[A block of data]
━━━

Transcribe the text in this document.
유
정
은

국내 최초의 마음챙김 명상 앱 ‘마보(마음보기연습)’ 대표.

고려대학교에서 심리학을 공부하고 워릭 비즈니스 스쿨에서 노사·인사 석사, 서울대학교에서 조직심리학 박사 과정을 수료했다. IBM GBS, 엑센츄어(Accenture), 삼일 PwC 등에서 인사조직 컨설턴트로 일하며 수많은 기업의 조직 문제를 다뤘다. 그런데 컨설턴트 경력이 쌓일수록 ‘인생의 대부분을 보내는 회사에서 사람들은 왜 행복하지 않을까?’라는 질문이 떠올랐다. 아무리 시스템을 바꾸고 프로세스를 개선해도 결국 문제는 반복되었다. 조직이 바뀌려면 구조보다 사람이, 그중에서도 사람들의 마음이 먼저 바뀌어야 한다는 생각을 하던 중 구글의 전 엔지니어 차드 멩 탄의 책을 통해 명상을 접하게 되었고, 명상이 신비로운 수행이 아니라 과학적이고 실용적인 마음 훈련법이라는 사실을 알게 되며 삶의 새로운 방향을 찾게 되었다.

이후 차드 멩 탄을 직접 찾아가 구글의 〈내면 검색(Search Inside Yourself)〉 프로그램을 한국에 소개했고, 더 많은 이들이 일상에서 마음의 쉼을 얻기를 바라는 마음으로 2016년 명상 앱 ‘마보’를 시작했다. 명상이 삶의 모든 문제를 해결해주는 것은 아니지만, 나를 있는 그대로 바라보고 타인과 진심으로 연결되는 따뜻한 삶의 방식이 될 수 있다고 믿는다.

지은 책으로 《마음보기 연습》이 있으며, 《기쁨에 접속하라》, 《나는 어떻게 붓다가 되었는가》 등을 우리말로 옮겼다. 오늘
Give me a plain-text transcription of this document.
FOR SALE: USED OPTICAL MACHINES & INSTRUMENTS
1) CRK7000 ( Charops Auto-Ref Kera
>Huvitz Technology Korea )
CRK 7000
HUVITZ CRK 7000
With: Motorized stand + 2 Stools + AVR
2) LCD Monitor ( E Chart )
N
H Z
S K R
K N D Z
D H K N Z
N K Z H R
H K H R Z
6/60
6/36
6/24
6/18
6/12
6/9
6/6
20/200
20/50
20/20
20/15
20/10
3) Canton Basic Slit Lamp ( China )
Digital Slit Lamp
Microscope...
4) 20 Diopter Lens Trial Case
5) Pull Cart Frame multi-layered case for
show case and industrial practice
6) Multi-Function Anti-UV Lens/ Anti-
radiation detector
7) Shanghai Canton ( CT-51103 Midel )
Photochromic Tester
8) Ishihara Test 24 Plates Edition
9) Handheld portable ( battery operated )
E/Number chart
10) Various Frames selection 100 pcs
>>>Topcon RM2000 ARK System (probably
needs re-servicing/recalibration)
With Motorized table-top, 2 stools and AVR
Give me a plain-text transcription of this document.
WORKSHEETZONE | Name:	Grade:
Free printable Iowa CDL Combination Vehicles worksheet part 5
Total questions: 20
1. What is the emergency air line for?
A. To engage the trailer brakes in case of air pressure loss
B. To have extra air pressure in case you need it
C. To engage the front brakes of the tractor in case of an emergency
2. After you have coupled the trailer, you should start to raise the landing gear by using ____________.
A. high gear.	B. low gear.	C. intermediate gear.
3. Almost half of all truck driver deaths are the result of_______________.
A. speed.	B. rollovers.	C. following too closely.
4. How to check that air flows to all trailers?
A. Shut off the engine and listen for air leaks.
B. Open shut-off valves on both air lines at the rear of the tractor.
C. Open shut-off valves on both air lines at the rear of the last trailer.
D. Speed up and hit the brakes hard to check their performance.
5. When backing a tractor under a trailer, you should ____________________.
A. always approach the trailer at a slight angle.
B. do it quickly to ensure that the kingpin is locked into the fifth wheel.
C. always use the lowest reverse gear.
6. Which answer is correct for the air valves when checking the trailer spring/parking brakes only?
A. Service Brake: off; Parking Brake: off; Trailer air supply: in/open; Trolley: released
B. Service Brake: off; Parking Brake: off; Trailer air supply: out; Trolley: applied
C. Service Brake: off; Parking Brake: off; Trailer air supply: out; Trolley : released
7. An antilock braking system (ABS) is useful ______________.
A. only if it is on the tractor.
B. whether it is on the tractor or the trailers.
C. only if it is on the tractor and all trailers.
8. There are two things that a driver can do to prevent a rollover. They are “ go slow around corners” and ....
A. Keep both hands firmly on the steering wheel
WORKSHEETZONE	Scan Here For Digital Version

━━━

# [WRITTEN INSTRUCTION]
Return all the lines that contain the string "released".

# [RESULT]
A. Service Brake: off; Parking Brake: off; Trailer air supply: in/open; Trolley: released
C. Service Brake: off; Parking Brake: off; Trailer air supply: out; Trolley : released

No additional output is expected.